>> START Items
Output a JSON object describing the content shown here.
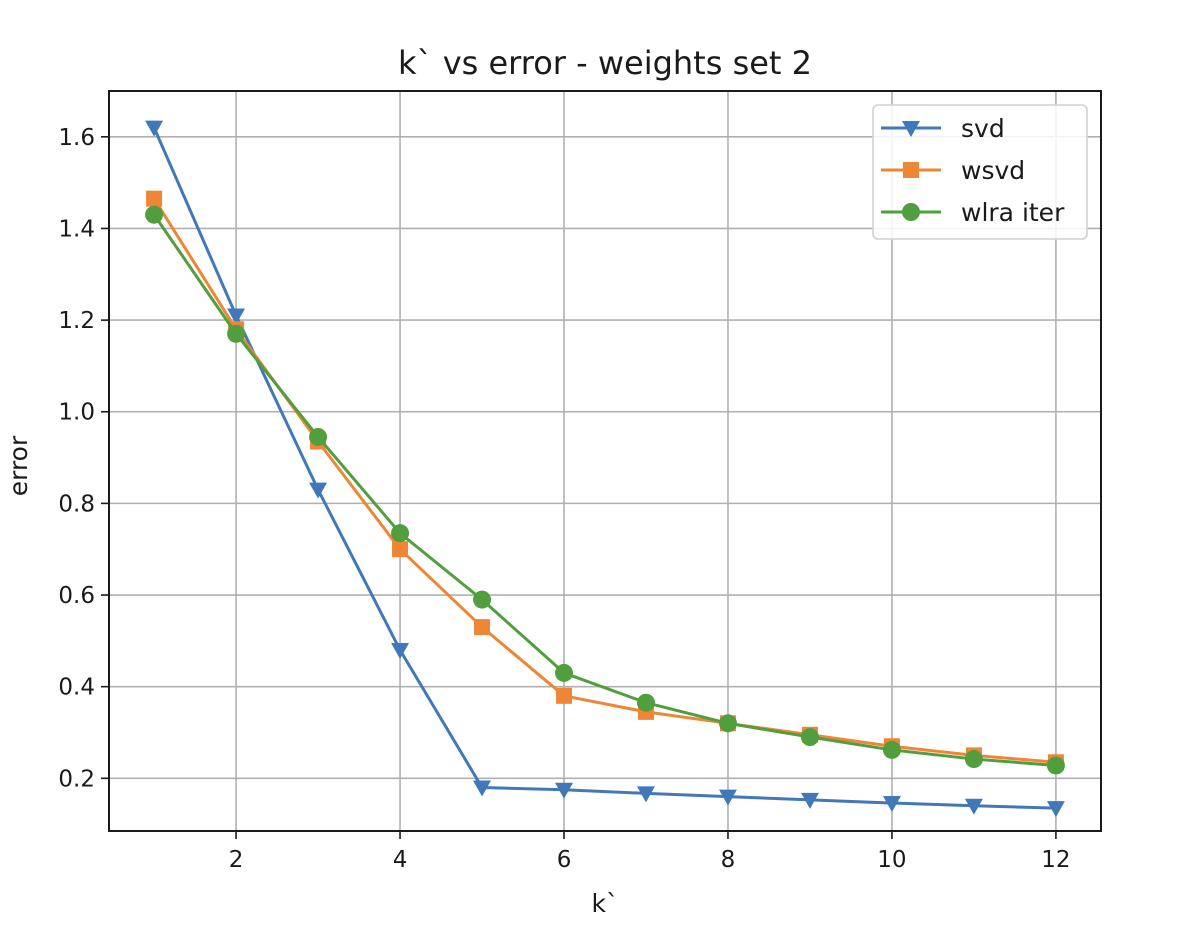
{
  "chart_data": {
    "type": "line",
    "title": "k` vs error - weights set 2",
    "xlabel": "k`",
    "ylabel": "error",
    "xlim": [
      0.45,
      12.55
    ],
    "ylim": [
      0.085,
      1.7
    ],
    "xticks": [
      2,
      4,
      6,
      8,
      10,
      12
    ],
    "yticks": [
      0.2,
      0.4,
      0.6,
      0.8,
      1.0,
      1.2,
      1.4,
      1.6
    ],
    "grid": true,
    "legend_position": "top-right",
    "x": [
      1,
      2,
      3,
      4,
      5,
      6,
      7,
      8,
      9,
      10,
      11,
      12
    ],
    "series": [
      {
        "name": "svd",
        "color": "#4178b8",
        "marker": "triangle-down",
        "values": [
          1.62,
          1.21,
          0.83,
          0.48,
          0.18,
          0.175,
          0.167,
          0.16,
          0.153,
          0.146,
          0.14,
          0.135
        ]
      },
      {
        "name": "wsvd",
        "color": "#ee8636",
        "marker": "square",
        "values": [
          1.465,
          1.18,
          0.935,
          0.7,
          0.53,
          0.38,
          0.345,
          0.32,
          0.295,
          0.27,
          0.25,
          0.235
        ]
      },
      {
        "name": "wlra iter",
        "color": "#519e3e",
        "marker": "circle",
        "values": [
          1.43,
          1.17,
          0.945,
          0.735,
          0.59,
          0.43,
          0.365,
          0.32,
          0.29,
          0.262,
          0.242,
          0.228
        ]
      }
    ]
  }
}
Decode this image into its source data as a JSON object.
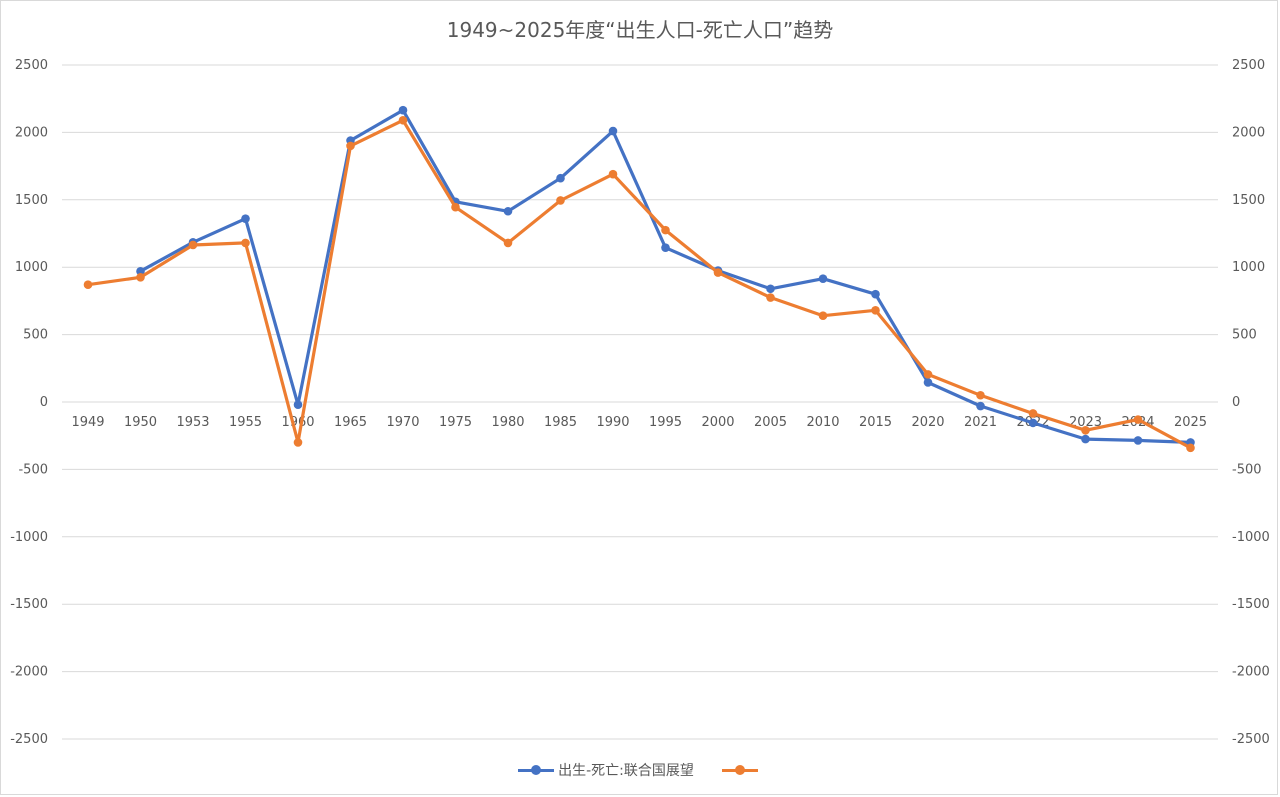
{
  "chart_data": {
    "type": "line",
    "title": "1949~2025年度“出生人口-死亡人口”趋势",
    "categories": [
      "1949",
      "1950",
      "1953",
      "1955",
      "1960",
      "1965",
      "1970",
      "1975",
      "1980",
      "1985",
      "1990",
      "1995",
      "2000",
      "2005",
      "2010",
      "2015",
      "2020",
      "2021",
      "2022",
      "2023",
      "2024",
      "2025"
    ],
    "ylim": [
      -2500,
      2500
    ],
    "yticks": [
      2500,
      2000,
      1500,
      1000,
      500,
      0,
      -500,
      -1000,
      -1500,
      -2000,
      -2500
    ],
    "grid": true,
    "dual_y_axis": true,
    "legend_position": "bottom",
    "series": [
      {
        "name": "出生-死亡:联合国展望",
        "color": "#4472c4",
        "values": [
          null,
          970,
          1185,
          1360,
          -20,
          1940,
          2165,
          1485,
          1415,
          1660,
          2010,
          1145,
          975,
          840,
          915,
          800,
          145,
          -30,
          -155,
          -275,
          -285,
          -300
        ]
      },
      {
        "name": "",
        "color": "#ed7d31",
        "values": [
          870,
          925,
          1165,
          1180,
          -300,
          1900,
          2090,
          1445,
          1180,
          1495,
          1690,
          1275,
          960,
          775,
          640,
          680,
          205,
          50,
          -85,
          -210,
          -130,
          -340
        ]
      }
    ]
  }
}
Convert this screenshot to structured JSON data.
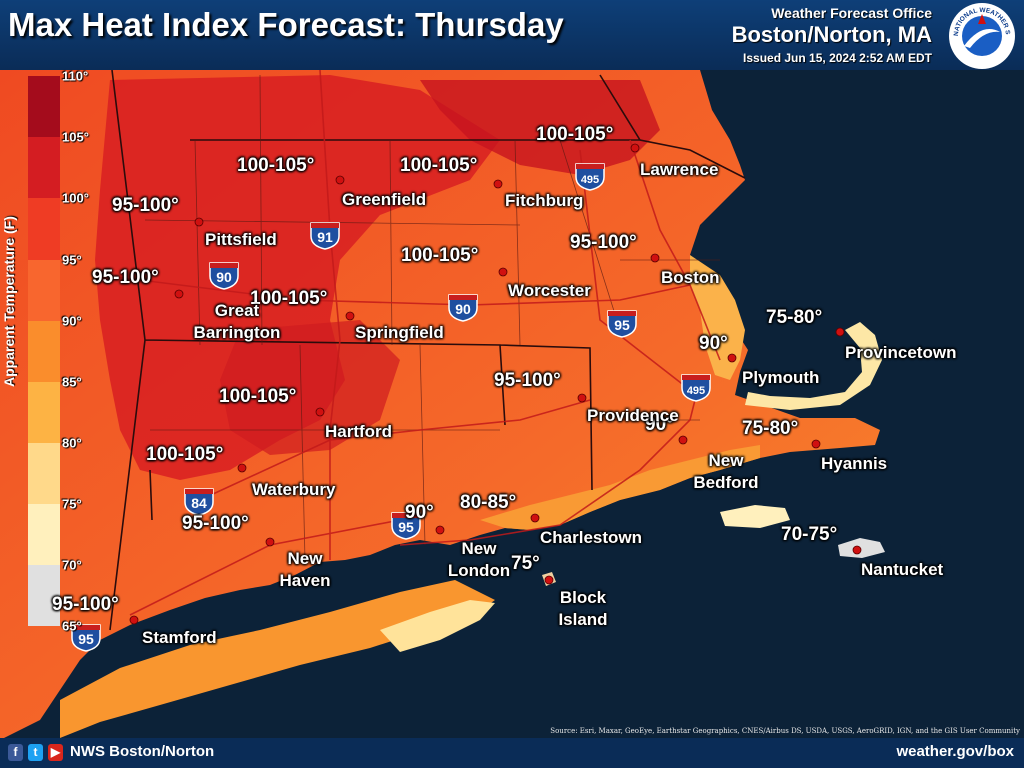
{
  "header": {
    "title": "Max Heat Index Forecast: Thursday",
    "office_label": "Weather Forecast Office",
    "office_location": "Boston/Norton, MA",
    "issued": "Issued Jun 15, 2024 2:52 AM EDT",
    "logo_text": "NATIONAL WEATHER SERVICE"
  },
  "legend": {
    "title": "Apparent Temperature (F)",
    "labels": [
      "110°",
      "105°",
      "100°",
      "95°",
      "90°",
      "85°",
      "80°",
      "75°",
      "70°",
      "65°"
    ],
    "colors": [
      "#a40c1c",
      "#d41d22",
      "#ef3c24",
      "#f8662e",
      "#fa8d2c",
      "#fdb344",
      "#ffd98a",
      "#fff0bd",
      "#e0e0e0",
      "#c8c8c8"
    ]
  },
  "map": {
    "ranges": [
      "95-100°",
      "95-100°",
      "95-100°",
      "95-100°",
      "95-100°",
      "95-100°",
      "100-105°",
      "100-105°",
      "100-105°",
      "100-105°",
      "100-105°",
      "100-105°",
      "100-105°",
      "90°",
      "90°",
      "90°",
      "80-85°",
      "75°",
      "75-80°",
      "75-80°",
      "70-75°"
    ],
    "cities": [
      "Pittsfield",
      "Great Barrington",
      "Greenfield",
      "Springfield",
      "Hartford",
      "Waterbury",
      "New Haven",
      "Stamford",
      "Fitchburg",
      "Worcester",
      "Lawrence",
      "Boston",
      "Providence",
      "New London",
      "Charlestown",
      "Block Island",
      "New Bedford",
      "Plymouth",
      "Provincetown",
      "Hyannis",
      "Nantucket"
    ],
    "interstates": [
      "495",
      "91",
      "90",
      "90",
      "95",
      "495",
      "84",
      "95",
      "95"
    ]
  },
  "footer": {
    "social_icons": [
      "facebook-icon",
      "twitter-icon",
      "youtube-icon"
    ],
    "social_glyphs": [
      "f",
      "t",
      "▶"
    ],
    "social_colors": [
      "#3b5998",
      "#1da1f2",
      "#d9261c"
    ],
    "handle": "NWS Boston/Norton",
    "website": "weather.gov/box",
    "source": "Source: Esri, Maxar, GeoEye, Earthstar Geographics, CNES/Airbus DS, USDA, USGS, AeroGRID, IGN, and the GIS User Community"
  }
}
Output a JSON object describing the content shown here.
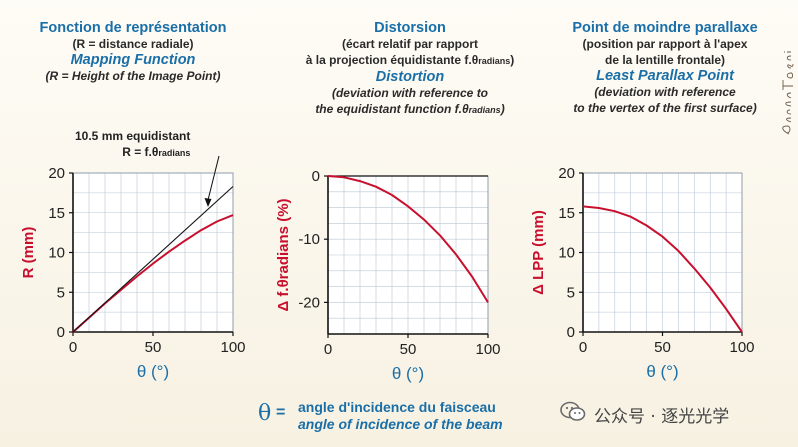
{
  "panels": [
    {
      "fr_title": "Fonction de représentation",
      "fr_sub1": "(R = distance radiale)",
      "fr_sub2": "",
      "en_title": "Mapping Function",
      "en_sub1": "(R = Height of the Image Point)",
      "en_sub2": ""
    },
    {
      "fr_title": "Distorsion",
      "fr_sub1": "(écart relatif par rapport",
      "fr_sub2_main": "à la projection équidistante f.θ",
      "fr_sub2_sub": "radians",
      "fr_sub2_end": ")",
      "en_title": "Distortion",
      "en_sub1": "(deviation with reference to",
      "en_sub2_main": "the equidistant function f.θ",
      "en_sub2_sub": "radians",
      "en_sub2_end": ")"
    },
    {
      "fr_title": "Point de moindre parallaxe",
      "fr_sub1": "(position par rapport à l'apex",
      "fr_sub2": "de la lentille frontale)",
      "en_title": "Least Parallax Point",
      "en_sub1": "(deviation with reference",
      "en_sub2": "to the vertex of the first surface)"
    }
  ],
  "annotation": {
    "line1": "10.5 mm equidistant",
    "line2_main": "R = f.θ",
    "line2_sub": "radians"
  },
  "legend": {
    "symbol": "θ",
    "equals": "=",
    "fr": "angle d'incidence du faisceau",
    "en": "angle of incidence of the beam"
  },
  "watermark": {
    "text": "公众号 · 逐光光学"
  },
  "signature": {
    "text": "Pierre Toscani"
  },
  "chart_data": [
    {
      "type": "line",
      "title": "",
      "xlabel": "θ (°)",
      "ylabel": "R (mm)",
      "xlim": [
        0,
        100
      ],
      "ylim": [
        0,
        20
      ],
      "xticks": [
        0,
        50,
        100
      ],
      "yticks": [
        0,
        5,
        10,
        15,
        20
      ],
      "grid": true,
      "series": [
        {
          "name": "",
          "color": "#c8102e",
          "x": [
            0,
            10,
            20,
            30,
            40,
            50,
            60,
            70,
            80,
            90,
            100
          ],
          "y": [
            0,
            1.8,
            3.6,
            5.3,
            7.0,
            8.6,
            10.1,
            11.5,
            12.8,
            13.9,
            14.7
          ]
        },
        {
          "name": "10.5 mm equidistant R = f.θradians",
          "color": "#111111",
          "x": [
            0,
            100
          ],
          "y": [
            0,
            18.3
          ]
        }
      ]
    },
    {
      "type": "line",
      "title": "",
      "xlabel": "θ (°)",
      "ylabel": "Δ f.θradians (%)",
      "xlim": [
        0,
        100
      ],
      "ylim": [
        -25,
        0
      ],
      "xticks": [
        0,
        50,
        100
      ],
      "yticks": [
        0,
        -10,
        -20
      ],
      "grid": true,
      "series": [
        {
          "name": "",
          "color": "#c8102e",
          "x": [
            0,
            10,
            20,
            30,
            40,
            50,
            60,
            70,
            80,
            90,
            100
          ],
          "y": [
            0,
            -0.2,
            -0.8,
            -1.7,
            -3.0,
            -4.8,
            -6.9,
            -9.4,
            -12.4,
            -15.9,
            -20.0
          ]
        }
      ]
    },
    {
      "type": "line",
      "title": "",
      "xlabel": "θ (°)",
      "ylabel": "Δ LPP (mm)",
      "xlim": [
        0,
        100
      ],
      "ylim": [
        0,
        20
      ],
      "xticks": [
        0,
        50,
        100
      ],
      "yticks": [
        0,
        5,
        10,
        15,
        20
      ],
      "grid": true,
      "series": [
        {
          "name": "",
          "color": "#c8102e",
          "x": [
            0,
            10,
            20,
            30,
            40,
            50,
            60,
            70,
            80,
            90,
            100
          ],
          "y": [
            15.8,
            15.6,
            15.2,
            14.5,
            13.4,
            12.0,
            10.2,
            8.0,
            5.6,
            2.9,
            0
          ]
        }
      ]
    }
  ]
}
>> END Items
▶ [Exercise prompt]
Search the lines for "Point". Copy each line that has it.

▶ [Finished task]
      "en_sub1": "(R = Height of the Image Point)",
      "fr_title": "Point de moindre parallaxe",
      "en_title": "Least Parallax Point",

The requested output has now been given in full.